The exercise:
Leave out the images; return the rest of the data exactly.

##### Dataset

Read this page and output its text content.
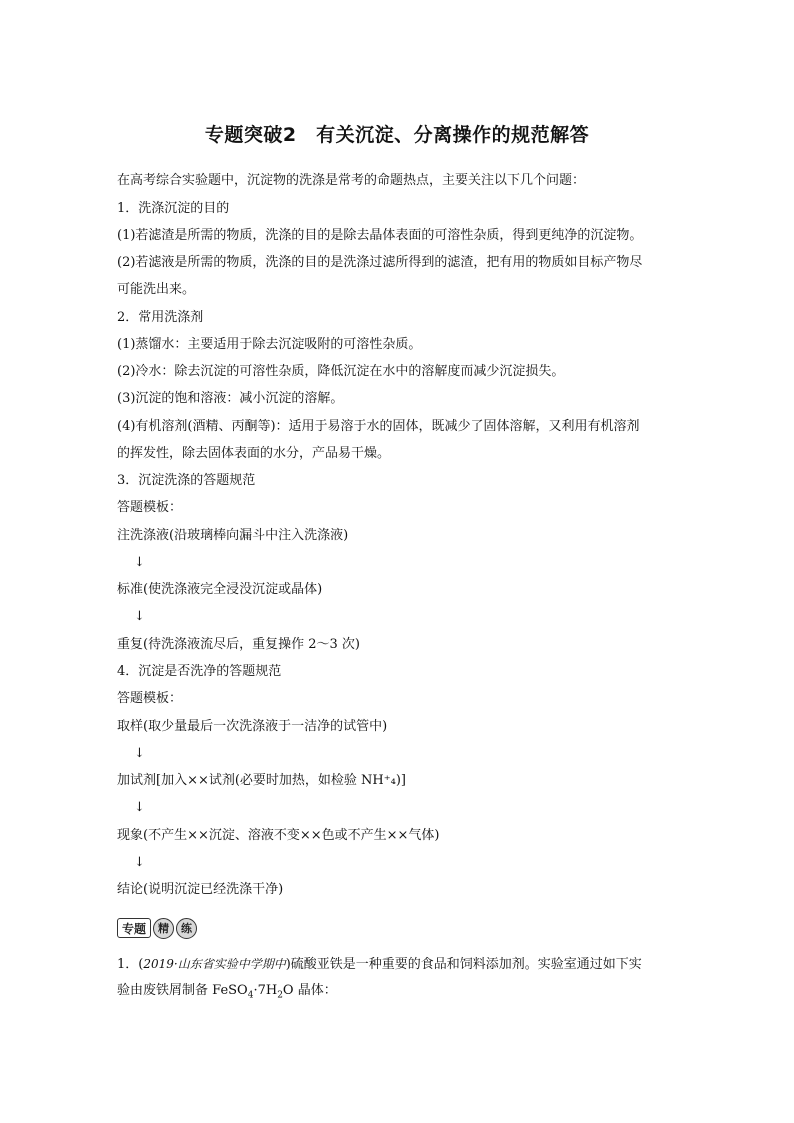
专题突破2　有关沉淀、分离操作的规范解答
在高考综合实验题中，沉淀物的洗涤是常考的命题热点，主要关注以下几个问题：
1．洗涤沉淀的目的
(1)若滤渣是所需的物质，洗涤的目的是除去晶体表面的可溶性杂质，得到更纯净的沉淀物。
(2)若滤液是所需的物质，洗涤的目的是洗涤过滤所得到的滤渣，把有用的物质如目标产物尽
可能洗出来。
2．常用洗涤剂
(1)蒸馏水：主要适用于除去沉淀吸附的可溶性杂质。
(2)冷水：除去沉淀的可溶性杂质，降低沉淀在水中的溶解度而减少沉淀损失。
(3)沉淀的饱和溶液：减小沉淀的溶解。
(4)有机溶剂(酒精、丙酮等)：适用于易溶于水的固体，既减少了固体溶解，又利用有机溶剂
的挥发性，除去固体表面的水分，产品易干燥。
3．沉淀洗涤的答题规范
答题模板：
注洗涤液(沿玻璃棒向漏斗中注入洗涤液)
↓
标准(使洗涤液完全浸没沉淀或晶体)
↓
重复(待洗涤液流尽后，重复操作 2～3 次)
4．沉淀是否洗净的答题规范
答题模板：
取样(取少量最后一次洗涤液于一洁净的试管中)
↓
加试剂[加入××试剂(必要时加热，如检验 NH⁺₄)]
↓
现象(不产生××沉淀、溶液不变××色或不产生××气体)
↓
结论(说明沉淀已经洗涤干净)
专题	精	练
1．(2019·山东省实验中学期中)硫酸亚铁是一种重要的食品和饲料添加剂。实验室通过如下实
验由废铁屑制备 $FeSO_4\cdot 7H_2O$ 晶体：
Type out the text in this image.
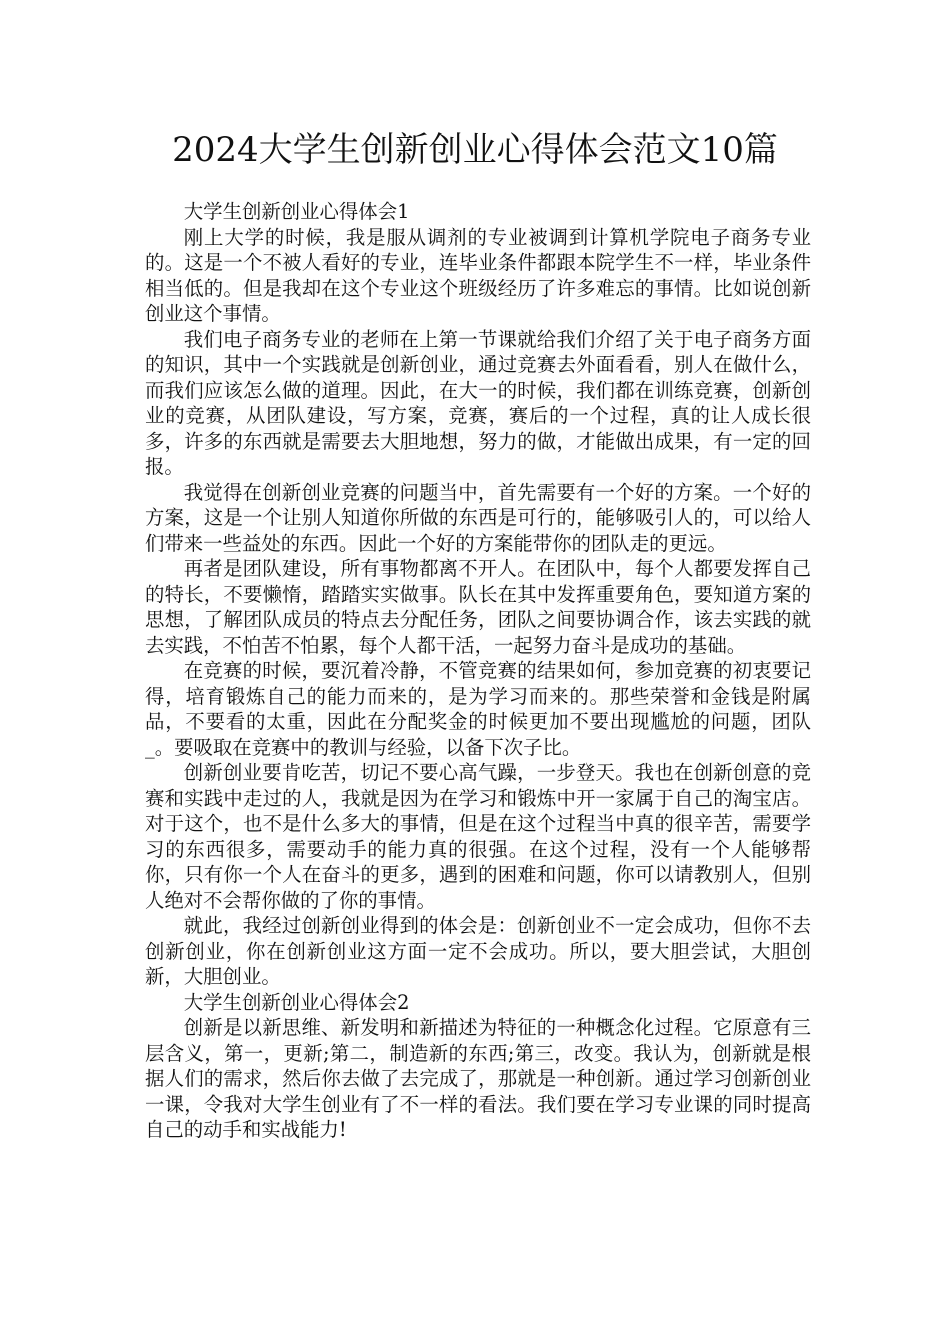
2024大学生创新创业心得体会范文10篇

大学生创新创业心得体会1

刚上大学的时候，我是服从调剂的专业被调到计算机学院电子商务专业的。这是一个不被人看好的专业，连毕业条件都跟本院学生不一样，毕业条件相当低的。但是我却在这个专业这个班级经历了许多难忘的事情。比如说创新创业这个事情。

我们电子商务专业的老师在上第一节课就给我们介绍了关于电子商务方面的知识，其中一个实践就是创新创业，通过竞赛去外面看看，别人在做什么，而我们应该怎么做的道理。因此，在大一的时候，我们都在训练竞赛，创新创业的竞赛，从团队建设，写方案，竞赛，赛后的一个过程，真的让人成长很多，许多的东西就是需要去大胆地想，努力的做，才能做出成果，有一定的回报。

我觉得在创新创业竞赛的问题当中，首先需要有一个好的方案。一个好的方案，这是一个让别人知道你所做的东西是可行的，能够吸引人的，可以给人们带来一些益处的东西。因此一个好的方案能带你的团队走的更远。

再者是团队建设，所有事物都离不开人。在团队中，每个人都要发挥自己的特长，不要懒惰，踏踏实实做事。队长在其中发挥重要角色，要知道方案的思想，了解团队成员的特点去分配任务，团队之间要协调合作，该去实践的就去实践，不怕苦不怕累，每个人都干活，一起努力奋斗是成功的基础。

在竞赛的时候，要沉着冷静，不管竞赛的结果如何，参加竞赛的初衷要记得，培育锻炼自己的能力而来的，是为学习而来的。那些荣誉和金钱是附属品，不要看的太重，因此在分配奖金的时候更加不要出现尴尬的问题，团队_。要吸取在竞赛中的教训与经验，以备下次子比。

创新创业要肯吃苦，切记不要心高气躁，一步登天。我也在创新创意的竞赛和实践中走过的人，我就是因为在学习和锻炼中开一家属于自己的淘宝店。对于这个，也不是什么多大的事情，但是在这个过程当中真的很辛苦，需要学习的东西很多，需要动手的能力真的很强。在这个过程，没有一个人能够帮你，只有你一个人在奋斗的更多，遇到的困难和问题，你可以请教别人，但别人绝对不会帮你做的了你的事情。

就此，我经过创新创业得到的体会是：创新创业不一定会成功，但你不去创新创业，你在创新创业这方面一定不会成功。所以，要大胆尝试，大胆创新，大胆创业。

大学生创新创业心得体会2

创新是以新思维、新发明和新描述为特征的一种概念化过程。它原意有三层含义，第一，更新;第二，制造新的东西;第三，改变。我认为，创新就是根据人们的需求，然后你去做了去完成了，那就是一种创新。通过学习创新创业一课，令我对大学生创业有了不一样的看法。我们要在学习专业课的同时提高自己的动手和实战能力!
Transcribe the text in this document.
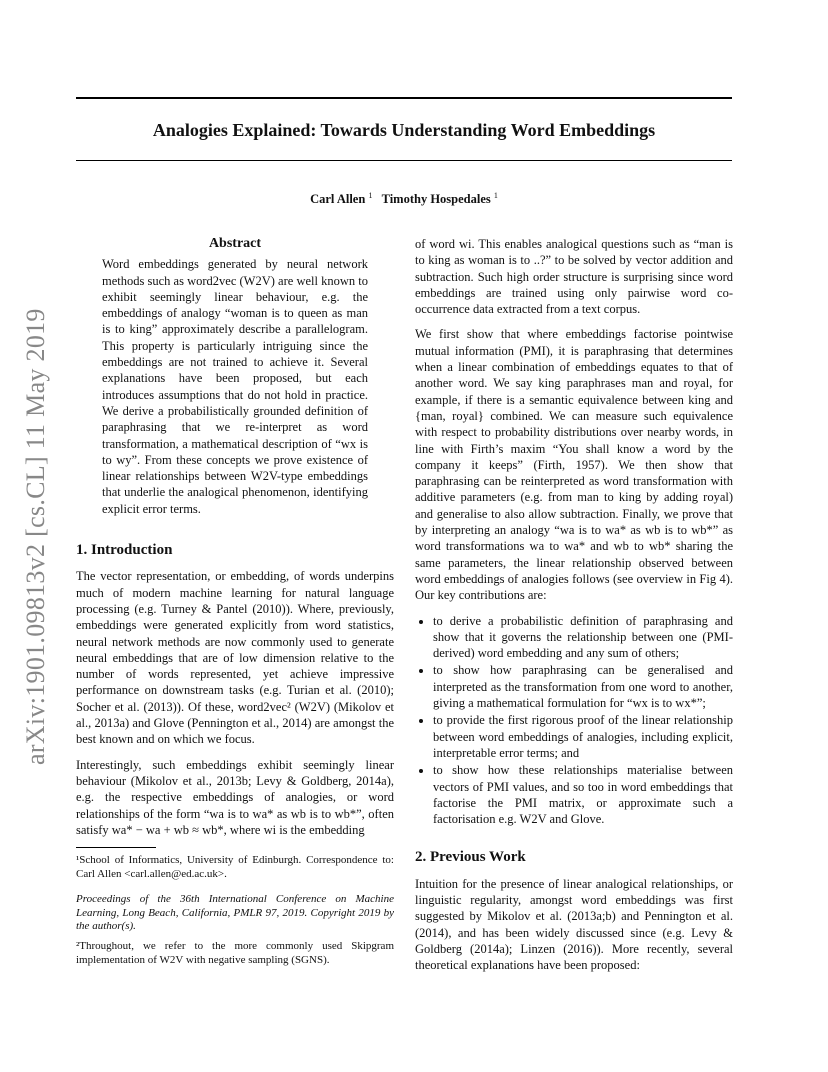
arXiv:1901.09813v2 [cs.CL] 11 May 2019
Analogies Explained: Towards Understanding Word Embeddings
Carl Allen $^1$ Timothy Hospedales $^1$
Abstract

Word embeddings generated by neural network methods such as word2vec (W2V) are well known to exhibit seemingly linear behaviour, e.g. the embeddings of analogy “woman is to queen as man is to king” approximately describe a parallelogram. This property is particularly intriguing since the embeddings are not trained to achieve it. Several explanations have been proposed, but each introduces assumptions that do not hold in practice. We derive a probabilistically grounded definition of paraphrasing that we re-interpret as word transformation, a mathematical description of “wx is to wy”. From these concepts we prove existence of linear relationships between W2V-type embeddings that underlie the analogical phenomenon, identifying explicit error terms.

1. Introduction

The vector representation, or embedding, of words underpins much of modern machine learning for natural language processing (e.g. Turney & Pantel (2010)). Where, previously, embeddings were generated explicitly from word statistics, neural network methods are now commonly used to generate neural embeddings that are of low dimension relative to the number of words represented, yet achieve impressive performance on downstream tasks (e.g. Turian et al. (2010); Socher et al. (2013)). Of these, word2vec² (W2V) (Mikolov et al., 2013a) and Glove (Pennington et al., 2014) are amongst the best known and on which we focus.

Interestingly, such embeddings exhibit seemingly linear behaviour (Mikolov et al., 2013b; Levy & Goldberg, 2014a), e.g. the respective embeddings of analogies, or word relationships of the form “wa is to wa* as wb is to wb*”, often satisfy wa* − wa + wb ≈ wb*, where wi is the embedding

¹School of Informatics, University of Edinburgh. Correspondence to: Carl Allen <carl.allen@ed.ac.uk>.

Proceedings of the 36th International Conference on Machine Learning, Long Beach, California, PMLR 97, 2019. Copyright 2019 by the author(s).

²Throughout, we refer to the more commonly used Skipgram implementation of W2V with negative sampling (SGNS).

of word wi. This enables analogical questions such as “man is to king as woman is to ..?” to be solved by vector addition and subtraction. Such high order structure is surprising since word embeddings are trained using only pairwise word co-occurrence data extracted from a text corpus.

We first show that where embeddings factorise pointwise mutual information (PMI), it is paraphrasing that determines when a linear combination of embeddings equates to that of another word. We say king paraphrases man and royal, for example, if there is a semantic equivalence between king and {man, royal} combined. We can measure such equivalence with respect to probability distributions over nearby words, in line with Firth’s maxim “You shall know a word by the company it keeps” (Firth, 1957). We then show that paraphrasing can be reinterpreted as word transformation with additive parameters (e.g. from man to king by adding royal) and generalise to also allow subtraction. Finally, we prove that by interpreting an analogy “wa is to wa* as wb is to wb*” as word transformations wa to wa* and wb to wb* sharing the same parameters, the linear relationship observed between word embeddings of analogies follows (see overview in Fig 4). Our key contributions are:

• to derive a probabilistic definition of paraphrasing and show that it governs the relationship between one (PMI-derived) word embedding and any sum of others;
• to show how paraphrasing can be generalised and interpreted as the transformation from one word to another, giving a mathematical formulation for “wx is to wx*”;
• to provide the first rigorous proof of the linear relationship between word embeddings of analogies, including explicit, interpretable error terms; and
• to show how these relationships materialise between vectors of PMI values, and so too in word embeddings that factorise the PMI matrix, or approximate such a factorisation e.g. W2V and Glove.
2. Previous Work

Intuition for the presence of linear analogical relationships, or linguistic regularity, amongst word embeddings was first suggested by Mikolov et al. (2013a;b) and Pennington et al. (2014), and has been widely discussed since (e.g. Levy & Goldberg (2014a); Linzen (2016)). More recently, several theoretical explanations have been proposed:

##########

Result:
Read this page and output its text content.
专题突破2　有关沉淀、分离操作的规范解答
在高考综合实验题中，沉淀物的洗涤是常考的命题热点，主要关注以下几个问题：
1．洗涤沉淀的目的
(1)若滤渣是所需的物质，洗涤的目的是除去晶体表面的可溶性杂质，得到更纯净的沉淀物。
(2)若滤液是所需的物质，洗涤的目的是洗涤过滤所得到的滤渣，把有用的物质如目标产物尽
可能洗出来。
2．常用洗涤剂
(1)蒸馏水：主要适用于除去沉淀吸附的可溶性杂质。
(2)冷水：除去沉淀的可溶性杂质，降低沉淀在水中的溶解度而减少沉淀损失。
(3)沉淀的饱和溶液：减小沉淀的溶解。
(4)有机溶剂(酒精、丙酮等)：适用于易溶于水的固体，既减少了固体溶解，又利用有机溶剂
的挥发性，除去固体表面的水分，产品易干燥。
3．沉淀洗涤的答题规范
答题模板：
注洗涤液(沿玻璃棒向漏斗中注入洗涤液)
↓
标准(使洗涤液完全浸没沉淀或晶体)
↓
重复(待洗涤液流尽后，重复操作 2～3 次)
4．沉淀是否洗净的答题规范
答题模板：
取样(取少量最后一次洗涤液于一洁净的试管中)
↓
加试剂[加入××试剂(必要时加热，如检验 NH⁺₄)]
↓
现象(不产生××沉淀、溶液不变××色或不产生××气体)
↓
结论(说明沉淀已经洗涤干净)
专题	精	练
1．(2019·山东省实验中学期中)硫酸亚铁是一种重要的食品和饲料添加剂。实验室通过如下实
验由废铁屑制备 $FeSO_4\cdot 7H_2O$ 晶体：
Type out the text in this image.
2024大学生创新创业心得体会范文10篇

大学生创新创业心得体会1

刚上大学的时候，我是服从调剂的专业被调到计算机学院电子商务专业的。这是一个不被人看好的专业，连毕业条件都跟本院学生不一样，毕业条件相当低的。但是我却在这个专业这个班级经历了许多难忘的事情。比如说创新创业这个事情。

我们电子商务专业的老师在上第一节课就给我们介绍了关于电子商务方面的知识，其中一个实践就是创新创业，通过竞赛去外面看看，别人在做什么，而我们应该怎么做的道理。因此，在大一的时候，我们都在训练竞赛，创新创业的竞赛，从团队建设，写方案，竞赛，赛后的一个过程，真的让人成长很多，许多的东西就是需要去大胆地想，努力的做，才能做出成果，有一定的回报。

我觉得在创新创业竞赛的问题当中，首先需要有一个好的方案。一个好的方案，这是一个让别人知道你所做的东西是可行的，能够吸引人的，可以给人们带来一些益处的东西。因此一个好的方案能带你的团队走的更远。

再者是团队建设，所有事物都离不开人。在团队中，每个人都要发挥自己的特长，不要懒惰，踏踏实实做事。队长在其中发挥重要角色，要知道方案的思想，了解团队成员的特点去分配任务，团队之间要协调合作，该去实践的就去实践，不怕苦不怕累，每个人都干活，一起努力奋斗是成功的基础。

在竞赛的时候，要沉着冷静，不管竞赛的结果如何，参加竞赛的初衷要记得，培育锻炼自己的能力而来的，是为学习而来的。那些荣誉和金钱是附属品，不要看的太重，因此在分配奖金的时候更加不要出现尴尬的问题，团队_。要吸取在竞赛中的教训与经验，以备下次子比。

创新创业要肯吃苦，切记不要心高气躁，一步登天。我也在创新创意的竞赛和实践中走过的人，我就是因为在学习和锻炼中开一家属于自己的淘宝店。对于这个，也不是什么多大的事情，但是在这个过程当中真的很辛苦，需要学习的东西很多，需要动手的能力真的很强。在这个过程，没有一个人能够帮你，只有你一个人在奋斗的更多，遇到的困难和问题，你可以请教别人，但别人绝对不会帮你做的了你的事情。

就此，我经过创新创业得到的体会是：创新创业不一定会成功，但你不去创新创业，你在创新创业这方面一定不会成功。所以，要大胆尝试，大胆创新，大胆创业。

大学生创新创业心得体会2

创新是以新思维、新发明和新描述为特征的一种概念化过程。它原意有三层含义，第一，更新;第二，制造新的东西;第三，改变。我认为，创新就是根据人们的需求，然后你去做了去完成了，那就是一种创新。通过学习创新创业一课，令我对大学生创业有了不一样的看法。我们要在学习专业课的同时提高自己的动手和实战能力!
Transcribe the text in this document.
arXiv:1901.09813v2 [cs.CL] 11 May 2019
Analogies Explained: Towards Understanding Word Embeddings
Carl Allen $^1$ Timothy Hospedales $^1$
Abstract

Word embeddings generated by neural network methods such as word2vec (W2V) are well known to exhibit seemingly linear behaviour, e.g. the embeddings of analogy “woman is to queen as man is to king” approximately describe a parallelogram. This property is particularly intriguing since the embeddings are not trained to achieve it. Several explanations have been proposed, but each introduces assumptions that do not hold in practice. We derive a probabilistically grounded definition of paraphrasing that we re-interpret as word transformation, a mathematical description of “wx is to wy”. From these concepts we prove existence of linear relationships between W2V-type embeddings that underlie the analogical phenomenon, identifying explicit error terms.

1. Introduction

The vector representation, or embedding, of words underpins much of modern machine learning for natural language processing (e.g. Turney & Pantel (2010)). Where, previously, embeddings were generated explicitly from word statistics, neural network methods are now commonly used to generate neural embeddings that are of low dimension relative to the number of words represented, yet achieve impressive performance on downstream tasks (e.g. Turian et al. (2010); Socher et al. (2013)). Of these, word2vec² (W2V) (Mikolov et al., 2013a) and Glove (Pennington et al., 2014) are amongst the best known and on which we focus.

Interestingly, such embeddings exhibit seemingly linear behaviour (Mikolov et al., 2013b; Levy & Goldberg, 2014a), e.g. the respective embeddings of analogies, or word relationships of the form “wa is to wa* as wb is to wb*”, often satisfy wa* − wa + wb ≈ wb*, where wi is the embedding

¹School of Informatics, University of Edinburgh. Correspondence to: Carl Allen <carl.allen@ed.ac.uk>.

Proceedings of the 36th International Conference on Machine Learning, Long Beach, California, PMLR 97, 2019. Copyright 2019 by the author(s).

²Throughout, we refer to the more commonly used Skipgram implementation of W2V with negative sampling (SGNS).

of word wi. This enables analogical questions such as “man is to king as woman is to ..?” to be solved by vector addition and subtraction. Such high order structure is surprising since word embeddings are trained using only pairwise word co-occurrence data extracted from a text corpus.

We first show that where embeddings factorise pointwise mutual information (PMI), it is paraphrasing that determines when a linear combination of embeddings equates to that of another word. We say king paraphrases man and royal, for example, if there is a semantic equivalence between king and {man, royal} combined. We can measure such equivalence with respect to probability distributions over nearby words, in line with Firth’s maxim “You shall know a word by the company it keeps” (Firth, 1957). We then show that paraphrasing can be reinterpreted as word transformation with additive parameters (e.g. from man to king by adding royal) and generalise to also allow subtraction. Finally, we prove that by interpreting an analogy “wa is to wa* as wb is to wb*” as word transformations wa to wa* and wb to wb* sharing the same parameters, the linear relationship observed between word embeddings of analogies follows (see overview in Fig 4). Our key contributions are:

• to derive a probabilistic definition of paraphrasing and show that it governs the relationship between one (PMI-derived) word embedding and any sum of others;
• to show how paraphrasing can be generalised and interpreted as the transformation from one word to another, giving a mathematical formulation for “wx is to wx*”;
• to provide the first rigorous proof of the linear relationship between word embeddings of analogies, including explicit, interpretable error terms; and
• to show how these relationships materialise between vectors of PMI values, and so too in word embeddings that factorise the PMI matrix, or approximate such a factorisation e.g. W2V and Glove.
2. Previous Work

Intuition for the presence of linear analogical relationships, or linguistic regularity, amongst word embeddings was first suggested by Mikolov et al. (2013a;b) and Pennington et al. (2014), and has been widely discussed since (e.g. Levy & Goldberg (2014a); Linzen (2016)). More recently, several theoretical explanations have been proposed:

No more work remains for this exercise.